• [YOUR OBJECTIVE] Pick out each line in these entries that contains the string "目前项目处于正常建设状态".

• [DATA FOR THIS EXERCISE]
#####
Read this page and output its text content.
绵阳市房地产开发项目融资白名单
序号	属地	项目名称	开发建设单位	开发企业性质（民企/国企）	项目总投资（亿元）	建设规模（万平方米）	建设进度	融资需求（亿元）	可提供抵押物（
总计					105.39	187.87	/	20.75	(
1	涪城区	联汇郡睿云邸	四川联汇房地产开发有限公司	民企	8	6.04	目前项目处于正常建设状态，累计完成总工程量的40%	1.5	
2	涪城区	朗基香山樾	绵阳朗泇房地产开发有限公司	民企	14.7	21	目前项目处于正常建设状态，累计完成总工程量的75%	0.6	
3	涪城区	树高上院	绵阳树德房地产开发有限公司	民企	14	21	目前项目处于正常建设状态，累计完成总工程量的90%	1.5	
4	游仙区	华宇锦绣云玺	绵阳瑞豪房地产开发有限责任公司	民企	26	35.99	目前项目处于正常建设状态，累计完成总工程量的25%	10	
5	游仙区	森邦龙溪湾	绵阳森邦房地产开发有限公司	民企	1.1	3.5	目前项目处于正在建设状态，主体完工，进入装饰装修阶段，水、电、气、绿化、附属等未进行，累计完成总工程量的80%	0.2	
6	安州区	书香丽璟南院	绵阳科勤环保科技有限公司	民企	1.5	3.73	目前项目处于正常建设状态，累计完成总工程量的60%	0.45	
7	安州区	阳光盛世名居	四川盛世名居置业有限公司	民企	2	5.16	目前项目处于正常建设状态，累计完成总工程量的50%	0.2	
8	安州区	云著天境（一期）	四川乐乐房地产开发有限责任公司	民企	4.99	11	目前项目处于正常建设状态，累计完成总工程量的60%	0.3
#####
• [TASK ANSWER]
1	涪城区	联汇郡睿云邸	四川联汇房地产开发有限公司	民企	8	6.04	目前项目处于正常建设状态，累计完成总工程量的40%	1.5	
2	涪城区	朗基香山樾	绵阳朗泇房地产开发有限公司	民企	14.7	21	目前项目处于正常建设状态，累计完成总工程量的75%	0.6	
3	涪城区	树高上院	绵阳树德房地产开发有限公司	民企	14	21	目前项目处于正常建设状态，累计完成总工程量的90%	1.5	
4	游仙区	华宇锦绣云玺	绵阳瑞豪房地产开发有限责任公司	民企	26	35.99	目前项目处于正常建设状态，累计完成总工程量的25%	10	
6	安州区	书香丽璟南院	绵阳科勤环保科技有限公司	民企	1.5	3.73	目前项目处于正常建设状态，累计完成总工程量的60%	0.45	
7	安州区	阳光盛世名居	四川盛世名居置业有限公司	民企	2	5.16	目前项目处于正常建设状态，累计完成总工程量的50%	0.2	
8	安州区	云著天境（一期）	四川乐乐房地产开发有限责任公司	民企	4.99	11	目前项目处于正常建设状态，累计完成总工程量的60%	0.3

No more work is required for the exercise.